### TASK DETAILS
Print out the material that follows word for word.

### RECORDS FOR THIS EXERCISE
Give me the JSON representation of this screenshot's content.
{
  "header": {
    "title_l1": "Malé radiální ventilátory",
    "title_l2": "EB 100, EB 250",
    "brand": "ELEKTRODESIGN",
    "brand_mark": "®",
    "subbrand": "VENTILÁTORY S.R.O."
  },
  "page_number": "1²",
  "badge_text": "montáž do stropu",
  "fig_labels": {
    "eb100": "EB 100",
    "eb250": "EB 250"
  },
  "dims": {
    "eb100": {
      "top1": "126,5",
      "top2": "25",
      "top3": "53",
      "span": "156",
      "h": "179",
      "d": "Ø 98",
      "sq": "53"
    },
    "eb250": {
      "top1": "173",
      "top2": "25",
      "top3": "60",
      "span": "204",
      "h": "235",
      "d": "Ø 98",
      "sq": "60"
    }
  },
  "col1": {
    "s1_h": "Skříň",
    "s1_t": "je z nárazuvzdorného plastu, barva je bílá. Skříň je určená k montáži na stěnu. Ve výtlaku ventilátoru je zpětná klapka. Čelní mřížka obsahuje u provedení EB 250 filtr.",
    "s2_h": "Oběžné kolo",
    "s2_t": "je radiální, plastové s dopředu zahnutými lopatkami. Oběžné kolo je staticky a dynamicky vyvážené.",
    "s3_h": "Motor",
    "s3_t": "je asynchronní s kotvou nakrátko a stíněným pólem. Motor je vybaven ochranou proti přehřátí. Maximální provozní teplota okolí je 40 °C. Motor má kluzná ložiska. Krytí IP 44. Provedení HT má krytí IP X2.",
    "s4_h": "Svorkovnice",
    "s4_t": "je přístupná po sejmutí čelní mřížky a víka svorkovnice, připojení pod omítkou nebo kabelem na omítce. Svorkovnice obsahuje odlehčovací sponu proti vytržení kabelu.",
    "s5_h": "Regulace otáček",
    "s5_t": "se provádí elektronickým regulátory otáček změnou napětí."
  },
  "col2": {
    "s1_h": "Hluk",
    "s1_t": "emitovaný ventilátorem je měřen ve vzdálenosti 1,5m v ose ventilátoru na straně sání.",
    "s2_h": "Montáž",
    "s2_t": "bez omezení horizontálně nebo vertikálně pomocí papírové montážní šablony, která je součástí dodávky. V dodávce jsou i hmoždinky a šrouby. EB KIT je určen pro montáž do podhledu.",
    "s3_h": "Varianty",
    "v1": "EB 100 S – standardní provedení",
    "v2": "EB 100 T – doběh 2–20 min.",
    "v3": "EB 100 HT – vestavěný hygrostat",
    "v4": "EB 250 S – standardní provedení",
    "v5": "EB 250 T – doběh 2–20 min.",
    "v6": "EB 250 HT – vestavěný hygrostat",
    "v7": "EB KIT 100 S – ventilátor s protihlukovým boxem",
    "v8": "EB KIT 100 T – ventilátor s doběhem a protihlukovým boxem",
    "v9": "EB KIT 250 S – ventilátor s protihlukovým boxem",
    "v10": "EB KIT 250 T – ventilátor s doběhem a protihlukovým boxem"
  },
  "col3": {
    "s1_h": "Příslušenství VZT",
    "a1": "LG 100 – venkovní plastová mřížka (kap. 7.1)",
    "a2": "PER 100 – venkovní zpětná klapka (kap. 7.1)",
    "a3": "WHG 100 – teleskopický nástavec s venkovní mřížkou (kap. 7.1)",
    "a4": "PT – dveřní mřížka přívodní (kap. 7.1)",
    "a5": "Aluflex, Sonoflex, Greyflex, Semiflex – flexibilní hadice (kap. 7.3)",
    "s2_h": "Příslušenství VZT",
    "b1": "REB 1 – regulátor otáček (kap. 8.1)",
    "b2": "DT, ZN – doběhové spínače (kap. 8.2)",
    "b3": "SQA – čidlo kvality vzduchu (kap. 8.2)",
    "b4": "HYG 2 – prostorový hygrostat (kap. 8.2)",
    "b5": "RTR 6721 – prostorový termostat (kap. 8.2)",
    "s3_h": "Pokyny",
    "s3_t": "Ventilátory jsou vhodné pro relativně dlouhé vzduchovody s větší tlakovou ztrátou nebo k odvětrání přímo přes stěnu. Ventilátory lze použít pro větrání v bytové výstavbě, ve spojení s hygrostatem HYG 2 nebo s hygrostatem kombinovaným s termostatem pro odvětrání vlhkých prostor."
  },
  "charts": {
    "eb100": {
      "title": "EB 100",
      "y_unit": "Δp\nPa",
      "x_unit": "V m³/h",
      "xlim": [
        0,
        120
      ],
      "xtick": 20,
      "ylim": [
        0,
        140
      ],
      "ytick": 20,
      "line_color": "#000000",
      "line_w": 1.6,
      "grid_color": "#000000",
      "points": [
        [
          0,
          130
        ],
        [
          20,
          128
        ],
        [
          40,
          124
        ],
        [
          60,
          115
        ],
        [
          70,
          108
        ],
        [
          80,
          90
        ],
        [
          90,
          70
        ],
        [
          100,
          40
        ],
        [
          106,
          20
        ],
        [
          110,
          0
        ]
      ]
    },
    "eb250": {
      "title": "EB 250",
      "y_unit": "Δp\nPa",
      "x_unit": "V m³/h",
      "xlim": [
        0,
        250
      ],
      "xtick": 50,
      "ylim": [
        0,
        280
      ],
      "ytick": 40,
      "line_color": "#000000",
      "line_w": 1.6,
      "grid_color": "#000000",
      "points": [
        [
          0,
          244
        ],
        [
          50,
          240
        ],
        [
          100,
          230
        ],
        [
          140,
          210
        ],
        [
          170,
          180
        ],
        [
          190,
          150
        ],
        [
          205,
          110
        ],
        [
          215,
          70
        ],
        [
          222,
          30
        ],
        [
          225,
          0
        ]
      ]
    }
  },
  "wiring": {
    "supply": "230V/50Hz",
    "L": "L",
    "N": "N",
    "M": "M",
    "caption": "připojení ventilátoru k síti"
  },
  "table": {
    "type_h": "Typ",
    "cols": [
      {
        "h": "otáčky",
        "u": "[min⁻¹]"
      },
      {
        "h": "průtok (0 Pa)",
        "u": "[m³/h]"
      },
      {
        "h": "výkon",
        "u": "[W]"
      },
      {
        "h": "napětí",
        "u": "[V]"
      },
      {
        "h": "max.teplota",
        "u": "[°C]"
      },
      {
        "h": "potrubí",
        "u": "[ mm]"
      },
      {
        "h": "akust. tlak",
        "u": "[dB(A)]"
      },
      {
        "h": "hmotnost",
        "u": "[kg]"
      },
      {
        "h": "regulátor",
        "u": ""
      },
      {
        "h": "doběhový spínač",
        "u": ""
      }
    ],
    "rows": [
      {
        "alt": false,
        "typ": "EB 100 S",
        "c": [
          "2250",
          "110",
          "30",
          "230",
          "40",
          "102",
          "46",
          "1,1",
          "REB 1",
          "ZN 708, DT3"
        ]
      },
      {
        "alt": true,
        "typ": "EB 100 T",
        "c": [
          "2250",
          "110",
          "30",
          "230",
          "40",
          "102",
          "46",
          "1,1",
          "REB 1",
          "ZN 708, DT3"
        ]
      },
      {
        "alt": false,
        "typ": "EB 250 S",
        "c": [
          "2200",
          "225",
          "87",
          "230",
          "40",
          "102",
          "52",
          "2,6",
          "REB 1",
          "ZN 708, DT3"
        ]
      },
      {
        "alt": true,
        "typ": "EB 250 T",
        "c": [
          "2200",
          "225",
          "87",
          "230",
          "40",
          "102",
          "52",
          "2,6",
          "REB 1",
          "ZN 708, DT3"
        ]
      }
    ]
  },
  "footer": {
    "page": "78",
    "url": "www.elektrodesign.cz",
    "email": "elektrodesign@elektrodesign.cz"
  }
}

### THE REPLY
Give me the JSON representation of this screenshot's content.
{
  "header": {
    "title_l1": "Malé radiální ventilátory",
    "title_l2": "EB 100, EB 250",
    "brand": "ELEKTRODESIGN",
    "brand_mark": "®",
    "subbrand": "VENTILÁTORY S.R.O."
  },
  "page_number": "1²",
  "badge_text": "montáž do stropu",
  "fig_labels": {
    "eb100": "EB 100",
    "eb250": "EB 250"
  },
  "dims": {
    "eb100": {
      "top1": "126,5",
      "top2": "25",
      "top3": "53",
      "span": "156",
      "h": "179",
      "d": "Ø 98",
      "sq": "53"
    },
    "eb250": {
      "top1": "173",
      "top2": "25",
      "top3": "60",
      "span": "204",
      "h": "235",
      "d": "Ø 98",
      "sq": "60"
    }
  },
  "col1": {
    "s1_h": "Skříň",
    "s1_t": "je z nárazuvzdorného plastu, barva je bílá. Skříň je určená k montáži na stěnu. Ve výtlaku ventilátoru je zpětná klapka. Čelní mřížka obsahuje u provedení EB 250 filtr.",
    "s2_h": "Oběžné kolo",
    "s2_t": "je radiální, plastové s dopředu zahnutými lopatkami. Oběžné kolo je staticky a dynamicky vyvážené.",
    "s3_h": "Motor",
    "s3_t": "je asynchronní s kotvou nakrátko a stíněným pólem. Motor je vybaven ochranou proti přehřátí. Maximální provozní teplota okolí je 40 °C. Motor má kluzná ložiska. Krytí IP 44. Provedení HT má krytí IP X2.",
    "s4_h": "Svorkovnice",
    "s4_t": "je přístupná po sejmutí čelní mřížky a víka svorkovnice, připojení pod omítkou nebo kabelem na omítce. Svorkovnice obsahuje odlehčovací sponu proti vytržení kabelu.",
    "s5_h": "Regulace otáček",
    "s5_t": "se provádí elektronickým regulátory otáček změnou napětí."
  },
  "col2": {
    "s1_h": "Hluk",
    "s1_t": "emitovaný ventilátorem je měřen ve vzdálenosti 1,5m v ose ventilátoru na straně sání.",
    "s2_h": "Montáž",
    "s2_t": "bez omezení horizontálně nebo vertikálně pomocí papírové montážní šablony, která je součástí dodávky. V dodávce jsou i hmoždinky a šrouby. EB KIT je určen pro montáž do podhledu.",
    "s3_h": "Varianty",
    "v1": "EB 100 S – standardní provedení",
    "v2": "EB 100 T – doběh 2–20 min.",
    "v3": "EB 100 HT – vestavěný hygrostat",
    "v4": "EB 250 S – standardní provedení",
    "v5": "EB 250 T – doběh 2–20 min.",
    "v6": "EB 250 HT – vestavěný hygrostat",
    "v7": "EB KIT 100 S – ventilátor s protihlukovým boxem",
    "v8": "EB KIT 100 T – ventilátor s doběhem a protihlukovým boxem",
    "v9": "EB KIT 250 S – ventilátor s protihlukovým boxem",
    "v10": "EB KIT 250 T – ventilátor s doběhem a protihlukovým boxem"
  },
  "col3": {
    "s1_h": "Příslušenství VZT",
    "a1": "LG 100 – venkovní plastová mřížka (kap. 7.1)",
    "a2": "PER 100 – venkovní zpětná klapka (kap. 7.1)",
    "a3": "WHG 100 – teleskopický nástavec s venkovní mřížkou (kap. 7.1)",
    "a4": "PT – dveřní mřížka přívodní (kap. 7.1)",
    "a5": "Aluflex, Sonoflex, Greyflex, Semiflex – flexibilní hadice (kap. 7.3)",
    "s2_h": "Příslušenství VZT",
    "b1": "REB 1 – regulátor otáček (kap. 8.1)",
    "b2": "DT, ZN – doběhové spínače (kap. 8.2)",
    "b3": "SQA – čidlo kvality vzduchu (kap. 8.2)",
    "b4": "HYG 2 – prostorový hygrostat (kap. 8.2)",
    "b5": "RTR 6721 – prostorový termostat (kap. 8.2)",
    "s3_h": "Pokyny",
    "s3_t": "Ventilátory jsou vhodné pro relativně dlouhé vzduchovody s větší tlakovou ztrátou nebo k odvětrání přímo přes stěnu. Ventilátory lze použít pro větrání v bytové výstavbě, ve spojení s hygrostatem HYG 2 nebo s hygrostatem kombinovaným s termostatem pro odvětrání vlhkých prostor."
  },
  "charts": {
    "eb100": {
      "title": "EB 100",
      "y_unit": "Δp\nPa",
      "x_unit": "V m³/h",
      "xlim": [
        0,
        120
      ],
      "xtick": 20,
      "ylim": [
        0,
        140
      ],
      "ytick": 20,
      "line_color": "#000000",
      "line_w": 1.6,
      "grid_color": "#000000",
      "points": [
        [
          0,
          130
        ],
        [
          20,
          128
        ],
        [
          40,
          124
        ],
        [
          60,
          115
        ],
        [
          70,
          108
        ],
        [
          80,
          90
        ],
        [
          90,
          70
        ],
        [
          100,
          40
        ],
        [
          106,
          20
        ],
        [
          110,
          0
        ]
      ]
    },
    "eb250": {
      "title": "EB 250",
      "y_unit": "Δp\nPa",
      "x_unit": "V m³/h",
      "xlim": [
        0,
        250
      ],
      "xtick": 50,
      "ylim": [
        0,
        280
      ],
      "ytick": 40,
      "line_color": "#000000",
      "line_w": 1.6,
      "grid_color": "#000000",
      "points": [
        [
          0,
          244
        ],
        [
          50,
          240
        ],
        [
          100,
          230
        ],
        [
          140,
          210
        ],
        [
          170,
          180
        ],
        [
          190,
          150
        ],
        [
          205,
          110
        ],
        [
          215,
          70
        ],
        [
          222,
          30
        ],
        [
          225,
          0
        ]
      ]
    }
  },
  "wiring": {
    "supply": "230V/50Hz",
    "L": "L",
    "N": "N",
    "M": "M",
    "caption": "připojení ventilátoru k síti"
  },
  "table": {
    "type_h": "Typ",
    "cols": [
      {
        "h": "otáčky",
        "u": "[min⁻¹]"
      },
      {
        "h": "průtok (0 Pa)",
        "u": "[m³/h]"
      },
      {
        "h": "výkon",
        "u": "[W]"
      },
      {
        "h": "napětí",
        "u": "[V]"
      },
      {
        "h": "max.teplota",
        "u": "[°C]"
      },
      {
        "h": "potrubí",
        "u": "[ mm]"
      },
      {
        "h": "akust. tlak",
        "u": "[dB(A)]"
      },
      {
        "h": "hmotnost",
        "u": "[kg]"
      },
      {
        "h": "regulátor",
        "u": ""
      },
      {
        "h": "doběhový spínač",
        "u": ""
      }
    ],
    "rows": [
      {
        "alt": false,
        "typ": "EB 100 S",
        "c": [
          "2250",
          "110",
          "30",
          "230",
          "40",
          "102",
          "46",
          "1,1",
          "REB 1",
          "ZN 708, DT3"
        ]
      },
      {
        "alt": true,
        "typ": "EB 100 T",
        "c": [
          "2250",
          "110",
          "30",
          "230",
          "40",
          "102",
          "46",
          "1,1",
          "REB 1",
          "ZN 708, DT3"
        ]
      },
      {
        "alt": false,
        "typ": "EB 250 S",
        "c": [
          "2200",
          "225",
          "87",
          "230",
          "40",
          "102",
          "52",
          "2,6",
          "REB 1",
          "ZN 708, DT3"
        ]
      },
      {
        "alt": true,
        "typ": "EB 250 T",
        "c": [
          "2200",
          "225",
          "87",
          "230",
          "40",
          "102",
          "52",
          "2,6",
          "REB 1",
          "ZN 708, DT3"
        ]
      }
    ]
  },
  "footer": {
    "page": "78",
    "url": "www.elektrodesign.cz",
    "email": "elektrodesign@elektrodesign.cz"
  }
}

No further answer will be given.